TASK STATEMENT: From the listing below, extract every line in which the word "名無しさんスレッドの埋め立ては空いている時間に" appears.

(Extracted records)
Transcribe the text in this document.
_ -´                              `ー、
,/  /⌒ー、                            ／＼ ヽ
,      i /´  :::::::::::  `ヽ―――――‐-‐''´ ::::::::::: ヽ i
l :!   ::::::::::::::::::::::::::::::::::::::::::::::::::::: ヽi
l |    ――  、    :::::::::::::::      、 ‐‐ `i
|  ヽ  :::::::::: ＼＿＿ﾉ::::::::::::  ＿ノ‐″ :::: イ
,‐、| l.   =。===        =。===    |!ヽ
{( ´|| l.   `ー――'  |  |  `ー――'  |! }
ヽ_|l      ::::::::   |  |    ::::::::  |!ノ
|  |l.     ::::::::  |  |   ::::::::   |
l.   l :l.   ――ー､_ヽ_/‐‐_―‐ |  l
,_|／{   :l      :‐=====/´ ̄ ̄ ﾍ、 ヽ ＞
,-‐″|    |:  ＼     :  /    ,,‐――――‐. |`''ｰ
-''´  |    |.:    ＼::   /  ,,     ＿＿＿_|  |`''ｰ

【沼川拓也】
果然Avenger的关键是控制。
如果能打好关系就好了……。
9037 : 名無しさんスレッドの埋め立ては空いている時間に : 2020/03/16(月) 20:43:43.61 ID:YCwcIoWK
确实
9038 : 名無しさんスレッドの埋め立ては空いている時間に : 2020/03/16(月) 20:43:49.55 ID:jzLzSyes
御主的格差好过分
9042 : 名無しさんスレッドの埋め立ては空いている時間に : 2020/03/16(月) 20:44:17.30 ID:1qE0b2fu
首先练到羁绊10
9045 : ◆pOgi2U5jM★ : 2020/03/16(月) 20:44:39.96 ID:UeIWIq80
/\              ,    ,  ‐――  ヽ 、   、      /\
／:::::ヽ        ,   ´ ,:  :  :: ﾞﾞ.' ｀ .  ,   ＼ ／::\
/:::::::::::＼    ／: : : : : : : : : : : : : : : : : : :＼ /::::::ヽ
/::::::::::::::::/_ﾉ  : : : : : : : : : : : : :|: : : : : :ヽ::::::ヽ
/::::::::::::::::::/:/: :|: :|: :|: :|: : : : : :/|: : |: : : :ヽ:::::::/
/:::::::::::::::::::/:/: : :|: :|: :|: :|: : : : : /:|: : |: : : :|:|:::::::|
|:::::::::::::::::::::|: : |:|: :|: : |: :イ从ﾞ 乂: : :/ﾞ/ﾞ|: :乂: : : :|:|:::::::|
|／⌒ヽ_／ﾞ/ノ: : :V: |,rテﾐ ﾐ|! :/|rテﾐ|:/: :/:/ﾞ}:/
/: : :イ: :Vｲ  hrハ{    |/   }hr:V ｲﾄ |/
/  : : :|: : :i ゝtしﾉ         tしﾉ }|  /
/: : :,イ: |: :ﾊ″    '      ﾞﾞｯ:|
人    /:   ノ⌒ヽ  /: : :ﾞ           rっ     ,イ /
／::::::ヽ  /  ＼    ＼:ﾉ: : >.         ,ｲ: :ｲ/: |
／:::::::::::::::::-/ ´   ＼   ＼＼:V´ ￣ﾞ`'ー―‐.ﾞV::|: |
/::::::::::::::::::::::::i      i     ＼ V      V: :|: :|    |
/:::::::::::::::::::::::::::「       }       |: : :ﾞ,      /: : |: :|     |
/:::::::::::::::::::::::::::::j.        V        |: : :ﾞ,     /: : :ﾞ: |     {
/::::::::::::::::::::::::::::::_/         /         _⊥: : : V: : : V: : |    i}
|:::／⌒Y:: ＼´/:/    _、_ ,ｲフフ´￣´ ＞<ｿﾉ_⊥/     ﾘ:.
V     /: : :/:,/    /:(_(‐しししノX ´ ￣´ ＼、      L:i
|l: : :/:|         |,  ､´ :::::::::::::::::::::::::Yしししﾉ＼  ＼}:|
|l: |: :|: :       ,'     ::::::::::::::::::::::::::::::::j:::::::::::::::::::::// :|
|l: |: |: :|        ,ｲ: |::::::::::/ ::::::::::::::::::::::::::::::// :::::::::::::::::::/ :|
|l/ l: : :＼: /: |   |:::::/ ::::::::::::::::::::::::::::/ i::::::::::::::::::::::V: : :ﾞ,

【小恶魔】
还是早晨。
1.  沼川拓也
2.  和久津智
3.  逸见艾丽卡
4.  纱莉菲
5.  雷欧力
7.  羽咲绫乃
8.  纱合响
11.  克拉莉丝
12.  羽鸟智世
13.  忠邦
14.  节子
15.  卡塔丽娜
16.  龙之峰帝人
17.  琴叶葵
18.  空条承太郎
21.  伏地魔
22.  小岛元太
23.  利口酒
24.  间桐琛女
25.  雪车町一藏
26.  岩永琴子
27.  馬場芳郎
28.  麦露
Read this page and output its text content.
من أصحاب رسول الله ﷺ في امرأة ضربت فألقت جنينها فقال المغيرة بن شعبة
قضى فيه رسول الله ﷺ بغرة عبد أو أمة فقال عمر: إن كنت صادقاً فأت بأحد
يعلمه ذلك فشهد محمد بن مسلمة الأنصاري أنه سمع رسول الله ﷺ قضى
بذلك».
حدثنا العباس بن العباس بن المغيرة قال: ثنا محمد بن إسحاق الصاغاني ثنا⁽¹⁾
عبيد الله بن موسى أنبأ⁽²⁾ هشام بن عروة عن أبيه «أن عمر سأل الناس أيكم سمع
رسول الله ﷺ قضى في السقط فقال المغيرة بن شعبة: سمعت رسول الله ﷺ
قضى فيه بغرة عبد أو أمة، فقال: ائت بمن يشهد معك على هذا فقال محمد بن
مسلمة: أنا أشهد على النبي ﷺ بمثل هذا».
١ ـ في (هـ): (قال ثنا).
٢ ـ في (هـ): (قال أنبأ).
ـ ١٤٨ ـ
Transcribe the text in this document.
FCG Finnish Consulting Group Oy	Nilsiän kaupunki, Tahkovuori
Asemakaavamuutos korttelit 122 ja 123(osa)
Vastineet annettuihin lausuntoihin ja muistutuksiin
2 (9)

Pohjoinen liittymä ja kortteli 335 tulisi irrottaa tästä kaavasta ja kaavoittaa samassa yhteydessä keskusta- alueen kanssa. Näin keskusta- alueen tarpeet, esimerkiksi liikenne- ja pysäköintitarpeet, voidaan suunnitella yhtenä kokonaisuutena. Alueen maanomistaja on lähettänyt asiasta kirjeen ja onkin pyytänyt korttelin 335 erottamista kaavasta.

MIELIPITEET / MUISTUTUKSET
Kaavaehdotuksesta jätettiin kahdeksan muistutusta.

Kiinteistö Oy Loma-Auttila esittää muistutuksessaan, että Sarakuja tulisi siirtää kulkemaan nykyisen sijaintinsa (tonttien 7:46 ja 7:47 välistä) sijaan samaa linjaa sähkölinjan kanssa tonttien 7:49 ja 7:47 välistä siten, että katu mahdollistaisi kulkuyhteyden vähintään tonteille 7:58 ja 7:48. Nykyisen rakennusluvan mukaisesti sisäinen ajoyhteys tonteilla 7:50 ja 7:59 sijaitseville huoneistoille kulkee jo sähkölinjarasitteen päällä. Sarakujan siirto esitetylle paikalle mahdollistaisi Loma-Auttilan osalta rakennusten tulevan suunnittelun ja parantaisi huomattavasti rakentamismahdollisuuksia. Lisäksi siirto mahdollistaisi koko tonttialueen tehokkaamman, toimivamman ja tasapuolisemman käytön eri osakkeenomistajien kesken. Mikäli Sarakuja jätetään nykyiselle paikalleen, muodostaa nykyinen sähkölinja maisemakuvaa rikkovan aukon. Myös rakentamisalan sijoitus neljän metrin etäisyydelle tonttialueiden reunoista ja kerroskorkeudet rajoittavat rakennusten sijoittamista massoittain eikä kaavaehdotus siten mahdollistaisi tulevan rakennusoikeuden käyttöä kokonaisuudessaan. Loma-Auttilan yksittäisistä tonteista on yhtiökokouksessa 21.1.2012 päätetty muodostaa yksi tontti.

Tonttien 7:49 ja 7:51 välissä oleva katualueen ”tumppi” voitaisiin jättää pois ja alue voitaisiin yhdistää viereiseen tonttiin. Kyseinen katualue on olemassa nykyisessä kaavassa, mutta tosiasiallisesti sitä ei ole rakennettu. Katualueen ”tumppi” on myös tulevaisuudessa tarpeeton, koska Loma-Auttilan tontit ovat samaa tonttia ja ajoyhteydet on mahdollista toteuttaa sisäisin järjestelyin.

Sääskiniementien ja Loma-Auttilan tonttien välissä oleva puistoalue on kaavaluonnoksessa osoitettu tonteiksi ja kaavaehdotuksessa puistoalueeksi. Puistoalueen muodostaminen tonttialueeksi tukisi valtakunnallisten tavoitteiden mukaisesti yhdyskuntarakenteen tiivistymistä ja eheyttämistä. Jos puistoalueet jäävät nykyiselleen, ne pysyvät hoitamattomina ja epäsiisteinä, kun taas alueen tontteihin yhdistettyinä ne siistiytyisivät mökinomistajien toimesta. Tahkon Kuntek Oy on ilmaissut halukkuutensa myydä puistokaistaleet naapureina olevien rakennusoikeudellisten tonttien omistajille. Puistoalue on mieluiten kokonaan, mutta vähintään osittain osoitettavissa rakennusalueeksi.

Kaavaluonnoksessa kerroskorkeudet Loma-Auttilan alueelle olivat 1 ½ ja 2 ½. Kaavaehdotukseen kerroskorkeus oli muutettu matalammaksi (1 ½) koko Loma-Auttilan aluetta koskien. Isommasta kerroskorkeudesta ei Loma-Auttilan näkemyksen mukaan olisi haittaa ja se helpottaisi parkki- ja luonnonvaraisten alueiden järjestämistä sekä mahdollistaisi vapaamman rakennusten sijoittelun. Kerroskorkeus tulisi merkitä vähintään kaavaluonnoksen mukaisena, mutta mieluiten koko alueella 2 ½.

OUTPUT FOR THIS EXERCISE:
9037 : 名無しさんスレッドの埋め立ては空いている時間に : 2020/03/16(月) 20:43:43.61 ID:YCwcIoWK
9038 : 名無しさんスレッドの埋め立ては空いている時間に : 2020/03/16(月) 20:43:49.55 ID:jzLzSyes
9042 : 名無しさんスレッドの埋め立ては空いている時間に : 2020/03/16(月) 20:44:17.30 ID:1qE0b2fu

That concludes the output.